Items from a figure collection:
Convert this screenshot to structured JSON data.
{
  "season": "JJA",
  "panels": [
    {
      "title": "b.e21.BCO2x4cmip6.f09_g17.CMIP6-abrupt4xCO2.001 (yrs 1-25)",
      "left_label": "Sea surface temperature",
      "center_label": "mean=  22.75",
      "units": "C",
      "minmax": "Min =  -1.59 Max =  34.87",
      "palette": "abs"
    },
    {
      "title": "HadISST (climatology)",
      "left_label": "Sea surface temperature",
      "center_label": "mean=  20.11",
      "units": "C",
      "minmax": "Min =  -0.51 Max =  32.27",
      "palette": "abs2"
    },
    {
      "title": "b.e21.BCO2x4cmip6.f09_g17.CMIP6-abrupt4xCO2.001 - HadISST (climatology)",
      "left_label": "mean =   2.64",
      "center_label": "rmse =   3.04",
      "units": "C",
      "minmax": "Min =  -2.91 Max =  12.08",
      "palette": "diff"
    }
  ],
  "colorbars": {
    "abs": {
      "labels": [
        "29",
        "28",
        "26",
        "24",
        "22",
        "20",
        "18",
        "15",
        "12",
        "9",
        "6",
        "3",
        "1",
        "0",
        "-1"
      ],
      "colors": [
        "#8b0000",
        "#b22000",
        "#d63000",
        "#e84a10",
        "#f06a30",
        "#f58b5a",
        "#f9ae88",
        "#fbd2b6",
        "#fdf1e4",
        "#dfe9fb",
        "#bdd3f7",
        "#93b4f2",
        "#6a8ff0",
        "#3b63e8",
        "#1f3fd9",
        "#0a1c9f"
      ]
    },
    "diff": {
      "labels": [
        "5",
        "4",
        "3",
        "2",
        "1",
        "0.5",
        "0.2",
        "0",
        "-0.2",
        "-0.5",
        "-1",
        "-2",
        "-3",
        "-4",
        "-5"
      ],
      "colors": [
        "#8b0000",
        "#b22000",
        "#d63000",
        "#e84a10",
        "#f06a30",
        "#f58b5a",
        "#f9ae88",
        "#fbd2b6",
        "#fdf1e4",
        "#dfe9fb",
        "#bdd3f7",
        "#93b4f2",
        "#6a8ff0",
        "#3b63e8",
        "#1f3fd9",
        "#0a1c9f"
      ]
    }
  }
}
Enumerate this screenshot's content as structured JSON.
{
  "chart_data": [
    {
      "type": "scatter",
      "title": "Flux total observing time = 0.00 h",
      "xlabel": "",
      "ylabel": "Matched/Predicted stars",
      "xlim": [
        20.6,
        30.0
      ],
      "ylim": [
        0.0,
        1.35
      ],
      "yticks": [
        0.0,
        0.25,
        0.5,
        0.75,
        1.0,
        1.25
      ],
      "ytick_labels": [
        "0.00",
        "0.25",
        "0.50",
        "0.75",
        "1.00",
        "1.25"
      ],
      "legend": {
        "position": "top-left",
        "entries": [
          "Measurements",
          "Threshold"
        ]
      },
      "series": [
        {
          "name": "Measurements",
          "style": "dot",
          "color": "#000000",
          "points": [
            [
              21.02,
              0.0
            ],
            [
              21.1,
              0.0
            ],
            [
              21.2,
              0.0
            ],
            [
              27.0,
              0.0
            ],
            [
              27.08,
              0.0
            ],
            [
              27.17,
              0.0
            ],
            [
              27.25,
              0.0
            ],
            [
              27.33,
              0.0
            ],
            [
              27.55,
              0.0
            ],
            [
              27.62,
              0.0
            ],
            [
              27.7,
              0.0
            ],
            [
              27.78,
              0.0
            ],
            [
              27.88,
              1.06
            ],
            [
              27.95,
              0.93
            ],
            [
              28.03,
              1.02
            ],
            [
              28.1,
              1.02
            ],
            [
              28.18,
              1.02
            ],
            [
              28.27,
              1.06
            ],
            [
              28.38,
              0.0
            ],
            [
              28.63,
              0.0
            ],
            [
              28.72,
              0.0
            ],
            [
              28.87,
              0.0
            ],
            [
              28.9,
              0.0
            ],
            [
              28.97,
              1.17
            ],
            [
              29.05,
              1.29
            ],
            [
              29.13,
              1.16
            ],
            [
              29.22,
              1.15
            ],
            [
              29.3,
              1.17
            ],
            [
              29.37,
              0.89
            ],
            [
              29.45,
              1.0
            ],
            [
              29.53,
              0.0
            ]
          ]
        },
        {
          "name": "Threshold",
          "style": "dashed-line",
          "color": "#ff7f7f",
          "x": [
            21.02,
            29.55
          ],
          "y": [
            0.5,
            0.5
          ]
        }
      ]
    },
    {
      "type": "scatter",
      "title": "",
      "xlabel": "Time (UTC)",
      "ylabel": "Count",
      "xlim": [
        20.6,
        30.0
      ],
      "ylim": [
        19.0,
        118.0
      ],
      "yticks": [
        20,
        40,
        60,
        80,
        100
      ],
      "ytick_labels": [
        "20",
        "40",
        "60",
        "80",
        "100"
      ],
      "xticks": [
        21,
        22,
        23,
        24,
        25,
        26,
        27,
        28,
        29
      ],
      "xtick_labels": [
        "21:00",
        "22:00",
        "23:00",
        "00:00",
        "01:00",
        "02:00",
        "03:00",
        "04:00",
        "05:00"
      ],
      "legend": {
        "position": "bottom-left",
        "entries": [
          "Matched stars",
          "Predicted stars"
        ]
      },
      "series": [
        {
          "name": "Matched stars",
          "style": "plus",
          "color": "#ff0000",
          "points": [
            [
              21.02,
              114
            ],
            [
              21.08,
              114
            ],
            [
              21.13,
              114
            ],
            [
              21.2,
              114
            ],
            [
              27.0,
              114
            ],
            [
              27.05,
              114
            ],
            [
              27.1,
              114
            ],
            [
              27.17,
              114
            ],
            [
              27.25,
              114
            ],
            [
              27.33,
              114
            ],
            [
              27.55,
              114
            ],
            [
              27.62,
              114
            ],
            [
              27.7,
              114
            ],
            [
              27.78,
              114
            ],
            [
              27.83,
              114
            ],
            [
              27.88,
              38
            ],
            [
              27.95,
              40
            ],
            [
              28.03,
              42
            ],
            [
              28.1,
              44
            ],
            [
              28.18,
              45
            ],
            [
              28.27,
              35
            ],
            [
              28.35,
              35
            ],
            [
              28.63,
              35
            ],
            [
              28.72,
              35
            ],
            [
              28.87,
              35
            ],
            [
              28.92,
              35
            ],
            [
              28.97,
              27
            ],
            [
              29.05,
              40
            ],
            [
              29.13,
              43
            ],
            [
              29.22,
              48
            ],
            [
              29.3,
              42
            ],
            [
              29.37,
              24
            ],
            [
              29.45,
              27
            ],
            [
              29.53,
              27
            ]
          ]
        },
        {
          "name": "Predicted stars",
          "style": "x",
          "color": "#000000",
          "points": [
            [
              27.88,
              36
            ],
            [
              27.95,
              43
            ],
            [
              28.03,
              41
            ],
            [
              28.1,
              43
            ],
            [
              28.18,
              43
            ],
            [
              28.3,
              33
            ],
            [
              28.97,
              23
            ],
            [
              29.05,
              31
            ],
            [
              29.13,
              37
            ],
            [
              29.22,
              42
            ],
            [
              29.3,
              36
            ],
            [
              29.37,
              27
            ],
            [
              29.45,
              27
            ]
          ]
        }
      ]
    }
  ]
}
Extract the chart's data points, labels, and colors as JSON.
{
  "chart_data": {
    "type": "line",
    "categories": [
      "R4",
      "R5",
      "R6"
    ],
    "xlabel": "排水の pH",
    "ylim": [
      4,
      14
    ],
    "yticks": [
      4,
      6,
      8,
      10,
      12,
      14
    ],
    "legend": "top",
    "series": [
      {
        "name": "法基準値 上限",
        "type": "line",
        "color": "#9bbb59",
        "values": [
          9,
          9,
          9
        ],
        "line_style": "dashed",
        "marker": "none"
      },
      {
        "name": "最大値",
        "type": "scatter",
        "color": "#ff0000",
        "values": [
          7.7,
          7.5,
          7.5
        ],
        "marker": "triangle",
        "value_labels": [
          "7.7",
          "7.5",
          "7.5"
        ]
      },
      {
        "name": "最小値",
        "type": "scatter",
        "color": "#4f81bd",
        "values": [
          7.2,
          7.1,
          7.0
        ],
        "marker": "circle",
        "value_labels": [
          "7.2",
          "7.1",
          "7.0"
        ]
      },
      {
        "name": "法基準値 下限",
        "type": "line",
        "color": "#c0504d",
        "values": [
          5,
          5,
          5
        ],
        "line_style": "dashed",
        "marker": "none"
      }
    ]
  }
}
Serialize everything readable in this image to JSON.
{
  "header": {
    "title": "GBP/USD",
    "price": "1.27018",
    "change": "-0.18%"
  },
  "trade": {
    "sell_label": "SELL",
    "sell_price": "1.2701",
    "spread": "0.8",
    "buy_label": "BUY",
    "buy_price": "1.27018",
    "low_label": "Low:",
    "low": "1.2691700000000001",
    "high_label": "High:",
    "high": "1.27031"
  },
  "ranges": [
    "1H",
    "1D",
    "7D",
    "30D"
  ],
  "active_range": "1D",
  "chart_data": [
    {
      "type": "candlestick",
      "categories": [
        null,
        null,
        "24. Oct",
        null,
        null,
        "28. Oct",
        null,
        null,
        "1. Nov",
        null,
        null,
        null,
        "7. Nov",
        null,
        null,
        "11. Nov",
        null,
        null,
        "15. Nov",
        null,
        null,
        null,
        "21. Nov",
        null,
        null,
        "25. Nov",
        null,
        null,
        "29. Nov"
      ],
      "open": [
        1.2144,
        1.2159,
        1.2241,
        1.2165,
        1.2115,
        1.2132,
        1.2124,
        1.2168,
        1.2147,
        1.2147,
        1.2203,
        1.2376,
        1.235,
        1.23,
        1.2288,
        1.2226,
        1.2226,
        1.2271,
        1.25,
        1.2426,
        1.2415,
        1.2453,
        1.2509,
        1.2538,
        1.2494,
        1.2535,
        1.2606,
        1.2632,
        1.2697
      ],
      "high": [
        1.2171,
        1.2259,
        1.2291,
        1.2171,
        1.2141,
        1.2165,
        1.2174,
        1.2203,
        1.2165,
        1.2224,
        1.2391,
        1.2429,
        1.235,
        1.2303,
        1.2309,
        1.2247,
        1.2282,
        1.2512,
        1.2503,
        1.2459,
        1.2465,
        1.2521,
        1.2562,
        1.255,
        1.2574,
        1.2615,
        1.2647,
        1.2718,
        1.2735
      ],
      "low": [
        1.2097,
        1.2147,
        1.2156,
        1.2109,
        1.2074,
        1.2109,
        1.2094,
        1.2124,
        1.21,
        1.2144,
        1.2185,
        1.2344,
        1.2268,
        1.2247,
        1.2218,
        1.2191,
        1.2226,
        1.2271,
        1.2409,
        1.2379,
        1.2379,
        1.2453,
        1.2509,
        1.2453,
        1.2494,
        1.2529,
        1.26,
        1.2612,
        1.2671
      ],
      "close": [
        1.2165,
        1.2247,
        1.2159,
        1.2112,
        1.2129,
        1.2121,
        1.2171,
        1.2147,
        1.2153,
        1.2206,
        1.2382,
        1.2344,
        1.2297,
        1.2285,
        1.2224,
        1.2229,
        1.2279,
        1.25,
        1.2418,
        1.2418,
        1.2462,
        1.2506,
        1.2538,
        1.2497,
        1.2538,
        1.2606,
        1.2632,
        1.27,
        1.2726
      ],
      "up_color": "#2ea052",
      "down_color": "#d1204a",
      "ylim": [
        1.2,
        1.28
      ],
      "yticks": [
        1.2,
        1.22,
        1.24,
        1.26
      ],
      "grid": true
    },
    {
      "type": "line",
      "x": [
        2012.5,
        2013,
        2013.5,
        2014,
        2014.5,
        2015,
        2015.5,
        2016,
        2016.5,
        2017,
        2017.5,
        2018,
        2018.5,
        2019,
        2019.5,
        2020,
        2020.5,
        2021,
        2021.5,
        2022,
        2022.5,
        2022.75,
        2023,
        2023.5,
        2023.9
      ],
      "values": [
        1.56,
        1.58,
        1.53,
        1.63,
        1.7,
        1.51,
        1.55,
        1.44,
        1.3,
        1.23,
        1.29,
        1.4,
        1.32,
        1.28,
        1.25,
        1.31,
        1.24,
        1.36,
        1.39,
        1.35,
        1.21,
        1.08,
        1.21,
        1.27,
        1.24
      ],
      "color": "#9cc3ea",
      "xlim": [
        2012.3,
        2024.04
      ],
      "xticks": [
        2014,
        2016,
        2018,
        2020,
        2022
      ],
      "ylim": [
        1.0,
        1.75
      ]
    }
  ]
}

## Task brief
Your answer should be only the number of lines that hold the word "this".

## Solution below
3